**WHAT YOU NEED TO DO**
Find the lines that hold the word "Protection" and return them.

=== LISTING ===

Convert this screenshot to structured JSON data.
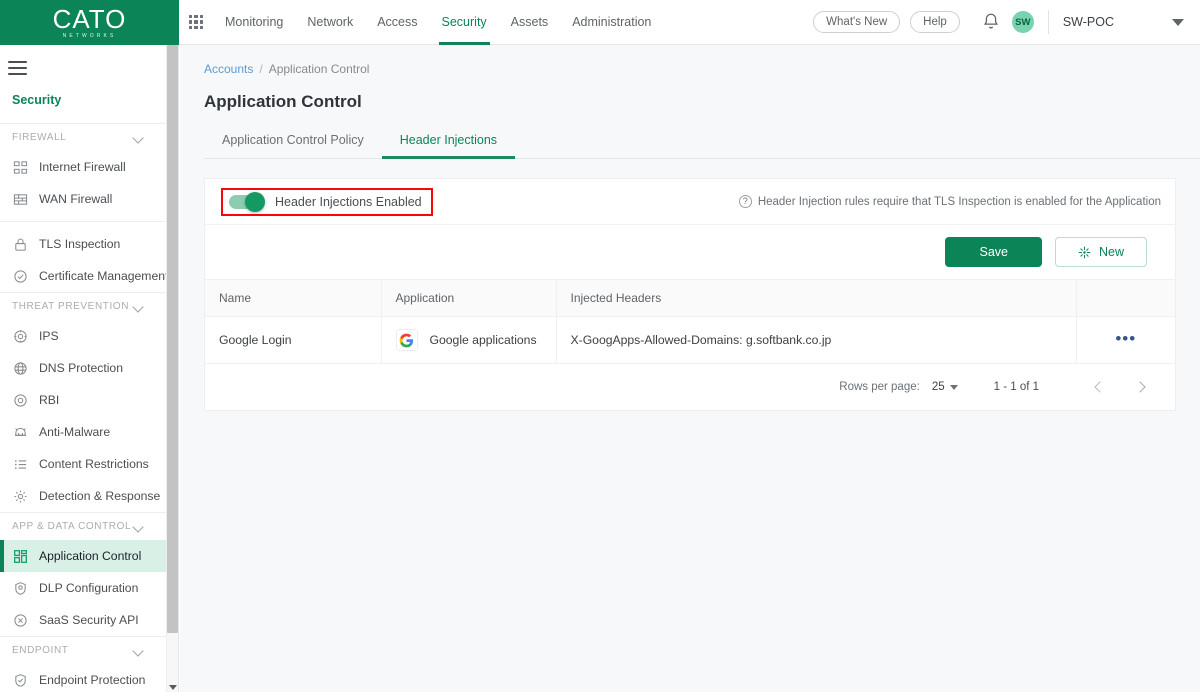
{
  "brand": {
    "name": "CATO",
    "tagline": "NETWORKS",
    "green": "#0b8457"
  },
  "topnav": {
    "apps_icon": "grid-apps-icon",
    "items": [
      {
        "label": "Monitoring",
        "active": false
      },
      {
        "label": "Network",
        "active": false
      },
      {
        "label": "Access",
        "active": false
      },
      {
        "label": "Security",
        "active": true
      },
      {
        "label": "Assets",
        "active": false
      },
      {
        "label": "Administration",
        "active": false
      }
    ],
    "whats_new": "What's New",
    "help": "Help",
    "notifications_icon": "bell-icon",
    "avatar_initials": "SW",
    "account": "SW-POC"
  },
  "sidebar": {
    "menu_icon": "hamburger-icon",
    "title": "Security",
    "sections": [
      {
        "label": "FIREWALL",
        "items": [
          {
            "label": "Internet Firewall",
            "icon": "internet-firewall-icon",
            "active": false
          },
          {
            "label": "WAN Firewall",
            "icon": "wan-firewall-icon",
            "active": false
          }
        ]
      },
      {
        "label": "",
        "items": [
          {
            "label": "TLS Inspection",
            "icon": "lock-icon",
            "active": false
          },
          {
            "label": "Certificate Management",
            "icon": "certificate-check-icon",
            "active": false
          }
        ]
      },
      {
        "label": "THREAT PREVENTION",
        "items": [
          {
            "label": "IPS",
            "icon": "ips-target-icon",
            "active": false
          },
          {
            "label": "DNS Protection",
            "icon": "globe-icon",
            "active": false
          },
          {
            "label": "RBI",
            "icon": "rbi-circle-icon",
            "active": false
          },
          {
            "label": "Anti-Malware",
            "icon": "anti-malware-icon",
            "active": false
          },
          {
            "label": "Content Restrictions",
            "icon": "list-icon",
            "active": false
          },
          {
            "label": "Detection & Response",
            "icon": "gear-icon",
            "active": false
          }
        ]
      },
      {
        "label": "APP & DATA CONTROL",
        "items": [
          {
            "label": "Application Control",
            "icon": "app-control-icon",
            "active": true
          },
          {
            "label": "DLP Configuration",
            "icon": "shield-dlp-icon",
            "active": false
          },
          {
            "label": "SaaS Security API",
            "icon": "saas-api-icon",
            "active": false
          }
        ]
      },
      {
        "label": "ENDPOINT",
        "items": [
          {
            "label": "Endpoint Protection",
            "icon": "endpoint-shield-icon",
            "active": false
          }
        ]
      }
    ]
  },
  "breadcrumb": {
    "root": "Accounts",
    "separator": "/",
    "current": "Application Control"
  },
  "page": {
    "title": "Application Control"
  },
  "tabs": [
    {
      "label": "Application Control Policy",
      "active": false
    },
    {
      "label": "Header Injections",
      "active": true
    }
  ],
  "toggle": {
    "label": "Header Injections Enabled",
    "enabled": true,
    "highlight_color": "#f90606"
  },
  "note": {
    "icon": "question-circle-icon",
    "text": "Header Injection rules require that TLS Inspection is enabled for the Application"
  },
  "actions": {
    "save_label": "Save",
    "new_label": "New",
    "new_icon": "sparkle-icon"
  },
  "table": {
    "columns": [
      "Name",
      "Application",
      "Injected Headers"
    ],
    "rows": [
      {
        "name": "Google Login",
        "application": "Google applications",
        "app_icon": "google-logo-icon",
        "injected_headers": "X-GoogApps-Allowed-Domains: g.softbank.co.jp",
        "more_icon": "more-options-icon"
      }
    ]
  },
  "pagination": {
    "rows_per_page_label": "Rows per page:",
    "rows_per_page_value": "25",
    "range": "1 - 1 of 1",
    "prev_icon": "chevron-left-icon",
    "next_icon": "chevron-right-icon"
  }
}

===
=== LISTING ===

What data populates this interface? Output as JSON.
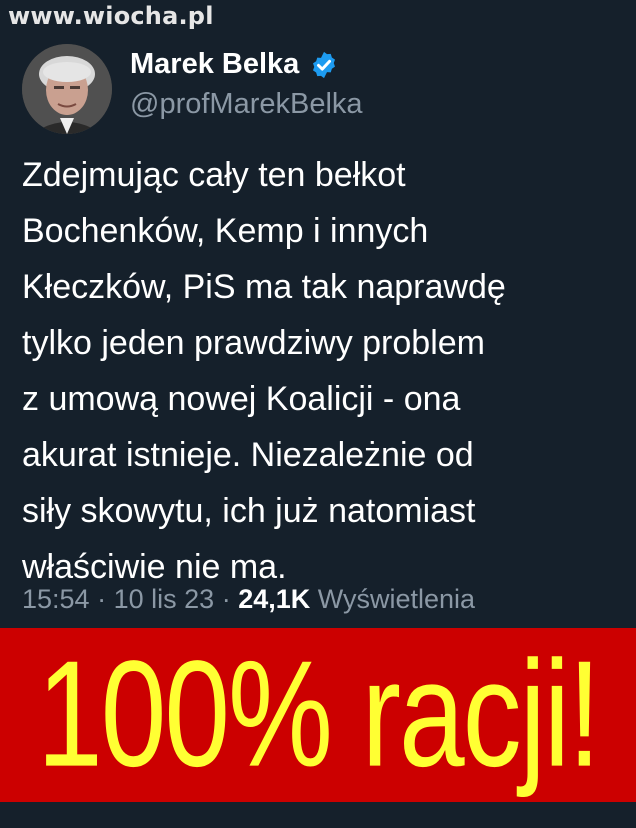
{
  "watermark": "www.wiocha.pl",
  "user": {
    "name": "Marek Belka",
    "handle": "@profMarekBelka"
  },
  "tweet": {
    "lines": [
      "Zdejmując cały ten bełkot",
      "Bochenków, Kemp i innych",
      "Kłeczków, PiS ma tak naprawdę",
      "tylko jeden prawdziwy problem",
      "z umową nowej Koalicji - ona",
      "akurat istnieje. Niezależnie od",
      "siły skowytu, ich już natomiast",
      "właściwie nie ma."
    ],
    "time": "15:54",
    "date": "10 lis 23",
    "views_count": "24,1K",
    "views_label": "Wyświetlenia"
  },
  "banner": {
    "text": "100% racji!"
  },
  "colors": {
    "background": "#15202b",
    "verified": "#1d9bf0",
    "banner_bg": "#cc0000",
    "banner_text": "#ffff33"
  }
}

===
=== LISTING ===

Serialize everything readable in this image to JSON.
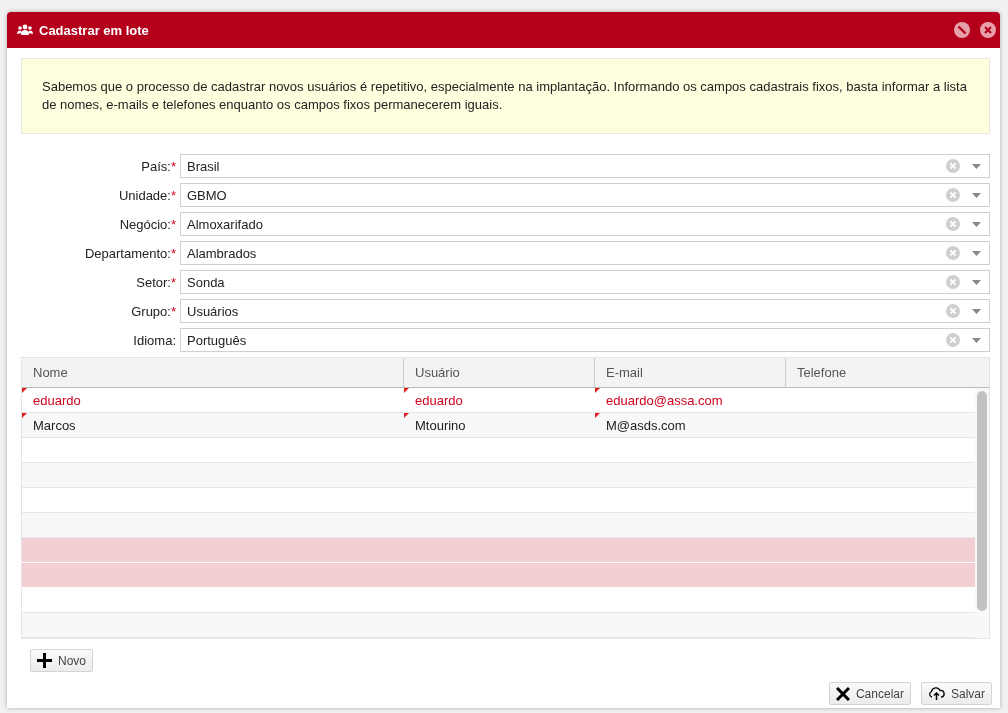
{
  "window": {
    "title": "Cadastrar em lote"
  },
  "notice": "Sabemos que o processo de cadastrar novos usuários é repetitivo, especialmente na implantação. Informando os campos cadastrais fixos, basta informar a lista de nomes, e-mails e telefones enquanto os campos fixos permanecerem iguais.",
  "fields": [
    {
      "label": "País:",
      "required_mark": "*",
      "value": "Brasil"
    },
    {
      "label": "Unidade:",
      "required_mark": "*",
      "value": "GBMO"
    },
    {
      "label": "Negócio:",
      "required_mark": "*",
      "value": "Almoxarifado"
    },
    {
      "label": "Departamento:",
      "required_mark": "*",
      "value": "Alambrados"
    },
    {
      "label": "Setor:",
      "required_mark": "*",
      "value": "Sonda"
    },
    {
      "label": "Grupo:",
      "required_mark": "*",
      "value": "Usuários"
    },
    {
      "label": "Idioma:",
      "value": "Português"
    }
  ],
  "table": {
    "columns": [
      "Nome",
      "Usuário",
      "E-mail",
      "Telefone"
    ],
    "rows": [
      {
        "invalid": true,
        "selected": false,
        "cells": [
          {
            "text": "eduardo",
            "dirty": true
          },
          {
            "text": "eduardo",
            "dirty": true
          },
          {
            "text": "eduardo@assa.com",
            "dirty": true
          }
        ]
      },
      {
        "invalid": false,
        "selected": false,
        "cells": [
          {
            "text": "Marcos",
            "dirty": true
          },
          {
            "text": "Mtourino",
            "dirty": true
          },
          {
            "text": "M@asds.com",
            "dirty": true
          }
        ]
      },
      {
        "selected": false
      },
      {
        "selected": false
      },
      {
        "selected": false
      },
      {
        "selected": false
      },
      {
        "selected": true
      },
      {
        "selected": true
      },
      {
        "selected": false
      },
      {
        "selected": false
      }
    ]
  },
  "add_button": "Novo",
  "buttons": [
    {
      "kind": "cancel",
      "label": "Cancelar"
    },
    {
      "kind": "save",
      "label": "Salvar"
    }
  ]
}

===

**FINAL RESULT**
            "label": "DNS Protection",
            "label": "Endpoint Protection",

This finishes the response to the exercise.